■ YOUR OBJECTIVE: Look through the records below, count the lines with the word "JSON", and reply with only the number.
>>>>
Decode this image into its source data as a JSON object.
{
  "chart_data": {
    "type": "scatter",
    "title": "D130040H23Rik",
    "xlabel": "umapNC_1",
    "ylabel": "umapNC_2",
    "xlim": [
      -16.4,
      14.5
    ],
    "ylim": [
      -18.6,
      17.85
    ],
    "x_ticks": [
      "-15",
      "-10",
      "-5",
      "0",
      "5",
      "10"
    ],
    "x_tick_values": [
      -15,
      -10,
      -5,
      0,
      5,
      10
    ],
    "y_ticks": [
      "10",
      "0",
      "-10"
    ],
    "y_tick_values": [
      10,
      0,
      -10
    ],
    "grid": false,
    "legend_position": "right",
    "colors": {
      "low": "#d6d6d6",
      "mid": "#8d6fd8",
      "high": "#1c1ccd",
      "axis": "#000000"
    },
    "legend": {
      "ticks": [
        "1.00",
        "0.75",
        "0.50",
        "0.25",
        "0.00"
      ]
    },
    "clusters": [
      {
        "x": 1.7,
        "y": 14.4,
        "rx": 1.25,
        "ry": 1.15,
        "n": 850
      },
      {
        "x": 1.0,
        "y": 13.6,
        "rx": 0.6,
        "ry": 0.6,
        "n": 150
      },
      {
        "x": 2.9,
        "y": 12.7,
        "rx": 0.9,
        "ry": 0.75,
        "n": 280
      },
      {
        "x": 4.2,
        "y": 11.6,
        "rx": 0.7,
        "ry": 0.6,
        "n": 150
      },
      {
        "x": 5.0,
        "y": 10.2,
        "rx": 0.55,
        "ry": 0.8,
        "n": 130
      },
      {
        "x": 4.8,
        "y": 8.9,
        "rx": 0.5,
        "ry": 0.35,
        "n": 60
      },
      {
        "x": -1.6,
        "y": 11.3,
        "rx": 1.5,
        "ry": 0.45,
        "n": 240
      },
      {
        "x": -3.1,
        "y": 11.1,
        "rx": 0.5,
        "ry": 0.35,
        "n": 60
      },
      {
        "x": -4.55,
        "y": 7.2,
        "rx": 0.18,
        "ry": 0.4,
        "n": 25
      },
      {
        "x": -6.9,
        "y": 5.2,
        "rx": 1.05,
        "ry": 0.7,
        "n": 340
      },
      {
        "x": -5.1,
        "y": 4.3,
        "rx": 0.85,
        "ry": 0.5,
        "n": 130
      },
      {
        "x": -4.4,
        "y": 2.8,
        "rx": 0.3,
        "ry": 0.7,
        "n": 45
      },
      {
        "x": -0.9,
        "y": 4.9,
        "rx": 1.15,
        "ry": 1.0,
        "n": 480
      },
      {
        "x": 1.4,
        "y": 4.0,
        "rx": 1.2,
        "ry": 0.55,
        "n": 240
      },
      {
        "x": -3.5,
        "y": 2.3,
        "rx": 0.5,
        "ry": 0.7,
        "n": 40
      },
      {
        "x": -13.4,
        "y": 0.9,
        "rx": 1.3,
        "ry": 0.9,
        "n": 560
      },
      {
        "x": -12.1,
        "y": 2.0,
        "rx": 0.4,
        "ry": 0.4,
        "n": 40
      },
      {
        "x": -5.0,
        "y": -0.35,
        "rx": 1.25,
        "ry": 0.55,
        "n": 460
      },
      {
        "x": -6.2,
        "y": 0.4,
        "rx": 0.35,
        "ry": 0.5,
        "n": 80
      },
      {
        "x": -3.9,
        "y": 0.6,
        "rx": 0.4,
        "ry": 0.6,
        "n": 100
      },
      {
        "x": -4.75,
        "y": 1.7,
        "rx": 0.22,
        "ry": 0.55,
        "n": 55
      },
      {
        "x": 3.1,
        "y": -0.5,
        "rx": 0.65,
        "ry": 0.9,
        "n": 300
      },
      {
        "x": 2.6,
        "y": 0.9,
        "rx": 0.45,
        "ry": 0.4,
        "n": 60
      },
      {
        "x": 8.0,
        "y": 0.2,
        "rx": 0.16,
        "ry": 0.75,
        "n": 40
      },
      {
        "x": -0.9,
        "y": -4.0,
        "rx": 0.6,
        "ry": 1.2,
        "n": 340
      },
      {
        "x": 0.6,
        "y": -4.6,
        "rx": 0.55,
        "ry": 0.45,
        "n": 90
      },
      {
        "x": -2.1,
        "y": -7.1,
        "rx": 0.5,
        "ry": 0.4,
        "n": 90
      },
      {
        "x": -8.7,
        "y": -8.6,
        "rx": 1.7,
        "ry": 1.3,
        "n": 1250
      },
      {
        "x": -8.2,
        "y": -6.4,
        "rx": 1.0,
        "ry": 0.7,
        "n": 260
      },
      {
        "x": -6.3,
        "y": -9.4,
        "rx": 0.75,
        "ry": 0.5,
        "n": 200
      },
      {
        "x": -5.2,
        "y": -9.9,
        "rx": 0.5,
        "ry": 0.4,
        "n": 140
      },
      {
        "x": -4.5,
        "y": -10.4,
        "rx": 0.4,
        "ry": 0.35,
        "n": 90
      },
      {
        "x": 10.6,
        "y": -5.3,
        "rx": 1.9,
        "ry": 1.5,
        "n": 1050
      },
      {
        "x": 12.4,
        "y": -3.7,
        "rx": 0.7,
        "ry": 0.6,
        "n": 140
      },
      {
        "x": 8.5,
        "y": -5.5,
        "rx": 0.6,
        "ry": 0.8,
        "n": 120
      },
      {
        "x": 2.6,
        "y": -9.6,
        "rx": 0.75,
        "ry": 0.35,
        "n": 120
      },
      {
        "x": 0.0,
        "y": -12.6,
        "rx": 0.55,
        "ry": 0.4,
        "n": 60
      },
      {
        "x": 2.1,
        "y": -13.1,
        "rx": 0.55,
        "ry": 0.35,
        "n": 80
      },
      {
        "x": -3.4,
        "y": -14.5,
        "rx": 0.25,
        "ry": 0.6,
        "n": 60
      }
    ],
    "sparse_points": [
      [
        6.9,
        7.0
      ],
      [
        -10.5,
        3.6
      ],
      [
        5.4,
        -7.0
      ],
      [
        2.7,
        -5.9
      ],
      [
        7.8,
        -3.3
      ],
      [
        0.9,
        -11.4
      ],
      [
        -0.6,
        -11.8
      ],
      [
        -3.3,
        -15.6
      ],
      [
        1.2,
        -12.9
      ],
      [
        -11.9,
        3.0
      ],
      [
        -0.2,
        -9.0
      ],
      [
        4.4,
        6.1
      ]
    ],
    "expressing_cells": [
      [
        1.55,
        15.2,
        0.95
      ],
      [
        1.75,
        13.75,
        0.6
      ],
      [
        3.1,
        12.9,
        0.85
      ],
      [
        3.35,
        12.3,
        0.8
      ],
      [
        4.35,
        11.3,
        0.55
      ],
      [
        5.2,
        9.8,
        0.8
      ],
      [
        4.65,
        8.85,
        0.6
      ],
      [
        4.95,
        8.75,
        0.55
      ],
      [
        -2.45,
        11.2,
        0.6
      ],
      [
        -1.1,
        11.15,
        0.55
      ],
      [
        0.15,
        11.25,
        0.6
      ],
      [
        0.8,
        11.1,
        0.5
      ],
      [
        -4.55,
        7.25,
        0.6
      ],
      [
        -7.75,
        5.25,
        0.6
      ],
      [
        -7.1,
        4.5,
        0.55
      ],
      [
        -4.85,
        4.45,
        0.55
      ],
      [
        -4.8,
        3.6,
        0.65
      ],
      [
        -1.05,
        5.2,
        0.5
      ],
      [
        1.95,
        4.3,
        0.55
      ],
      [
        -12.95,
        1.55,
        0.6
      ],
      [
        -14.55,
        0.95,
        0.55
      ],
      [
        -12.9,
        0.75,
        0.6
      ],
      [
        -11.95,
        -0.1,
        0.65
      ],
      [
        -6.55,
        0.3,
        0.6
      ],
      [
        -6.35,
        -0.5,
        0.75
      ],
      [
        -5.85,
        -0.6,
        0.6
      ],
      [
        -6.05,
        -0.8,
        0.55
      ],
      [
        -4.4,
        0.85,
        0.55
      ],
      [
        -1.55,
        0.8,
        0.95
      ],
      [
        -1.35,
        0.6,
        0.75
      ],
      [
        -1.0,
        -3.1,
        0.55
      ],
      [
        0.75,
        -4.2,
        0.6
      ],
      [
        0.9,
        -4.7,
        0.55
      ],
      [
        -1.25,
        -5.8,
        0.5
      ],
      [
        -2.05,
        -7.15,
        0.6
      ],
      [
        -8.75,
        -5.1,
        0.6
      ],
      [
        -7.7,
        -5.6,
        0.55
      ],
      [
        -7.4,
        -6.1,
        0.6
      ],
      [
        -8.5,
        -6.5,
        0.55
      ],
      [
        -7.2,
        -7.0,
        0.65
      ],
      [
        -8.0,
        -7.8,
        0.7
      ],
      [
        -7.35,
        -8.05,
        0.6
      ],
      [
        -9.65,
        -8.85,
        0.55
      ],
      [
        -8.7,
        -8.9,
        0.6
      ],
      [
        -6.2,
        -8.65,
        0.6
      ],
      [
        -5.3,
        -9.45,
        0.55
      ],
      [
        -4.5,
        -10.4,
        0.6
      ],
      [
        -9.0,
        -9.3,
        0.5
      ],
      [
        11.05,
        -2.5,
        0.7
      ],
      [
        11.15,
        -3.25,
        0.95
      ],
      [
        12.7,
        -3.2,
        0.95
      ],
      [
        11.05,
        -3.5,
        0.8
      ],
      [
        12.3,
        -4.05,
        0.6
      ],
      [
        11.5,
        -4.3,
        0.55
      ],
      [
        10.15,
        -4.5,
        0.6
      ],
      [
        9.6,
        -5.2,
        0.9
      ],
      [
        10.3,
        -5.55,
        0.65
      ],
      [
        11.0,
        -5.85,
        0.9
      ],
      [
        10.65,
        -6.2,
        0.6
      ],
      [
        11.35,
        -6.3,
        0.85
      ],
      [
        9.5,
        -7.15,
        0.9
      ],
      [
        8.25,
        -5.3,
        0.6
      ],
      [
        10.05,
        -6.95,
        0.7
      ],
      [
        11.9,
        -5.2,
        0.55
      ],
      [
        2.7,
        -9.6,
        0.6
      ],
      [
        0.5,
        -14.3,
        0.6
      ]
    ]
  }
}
<<<<
>>>>
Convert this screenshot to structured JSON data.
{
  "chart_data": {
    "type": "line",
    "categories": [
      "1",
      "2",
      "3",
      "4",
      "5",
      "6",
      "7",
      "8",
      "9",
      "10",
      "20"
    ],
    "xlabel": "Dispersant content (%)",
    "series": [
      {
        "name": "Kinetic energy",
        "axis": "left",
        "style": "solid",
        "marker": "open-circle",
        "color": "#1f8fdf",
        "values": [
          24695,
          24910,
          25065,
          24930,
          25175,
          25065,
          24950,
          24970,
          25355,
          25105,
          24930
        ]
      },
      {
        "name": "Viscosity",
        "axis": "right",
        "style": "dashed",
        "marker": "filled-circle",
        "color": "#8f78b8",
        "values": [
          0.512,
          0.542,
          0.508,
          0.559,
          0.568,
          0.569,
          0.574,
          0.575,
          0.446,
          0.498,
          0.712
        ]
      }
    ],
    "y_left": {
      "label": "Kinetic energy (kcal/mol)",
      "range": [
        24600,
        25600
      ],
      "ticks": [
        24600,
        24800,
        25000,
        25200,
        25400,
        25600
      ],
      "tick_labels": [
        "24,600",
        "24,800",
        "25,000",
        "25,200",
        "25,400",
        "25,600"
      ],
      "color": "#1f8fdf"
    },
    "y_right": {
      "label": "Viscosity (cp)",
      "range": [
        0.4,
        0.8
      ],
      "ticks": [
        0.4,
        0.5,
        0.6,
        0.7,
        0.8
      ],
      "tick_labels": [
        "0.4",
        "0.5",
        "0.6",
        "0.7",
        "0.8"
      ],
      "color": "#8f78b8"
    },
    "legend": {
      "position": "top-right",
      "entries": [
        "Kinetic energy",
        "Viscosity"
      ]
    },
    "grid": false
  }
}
<<<<
>>>>
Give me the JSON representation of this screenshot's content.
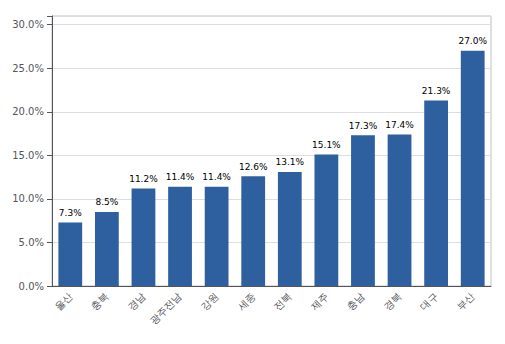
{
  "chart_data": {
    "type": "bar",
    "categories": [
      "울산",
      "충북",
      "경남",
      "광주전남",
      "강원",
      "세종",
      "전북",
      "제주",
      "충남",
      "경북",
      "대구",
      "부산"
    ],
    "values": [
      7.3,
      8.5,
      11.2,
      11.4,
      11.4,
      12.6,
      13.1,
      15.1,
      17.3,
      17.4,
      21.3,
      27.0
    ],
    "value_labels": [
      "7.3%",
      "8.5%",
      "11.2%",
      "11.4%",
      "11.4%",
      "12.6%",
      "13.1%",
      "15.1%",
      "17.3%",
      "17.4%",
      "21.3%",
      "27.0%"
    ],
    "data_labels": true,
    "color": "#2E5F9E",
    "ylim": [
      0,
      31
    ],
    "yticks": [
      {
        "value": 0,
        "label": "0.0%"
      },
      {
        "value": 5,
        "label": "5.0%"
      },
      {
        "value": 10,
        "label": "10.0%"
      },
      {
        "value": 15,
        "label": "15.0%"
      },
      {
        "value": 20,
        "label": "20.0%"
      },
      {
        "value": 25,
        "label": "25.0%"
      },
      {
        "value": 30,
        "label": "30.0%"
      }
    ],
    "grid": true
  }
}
<<<<
■ ANSWER FOR THE TASK: 3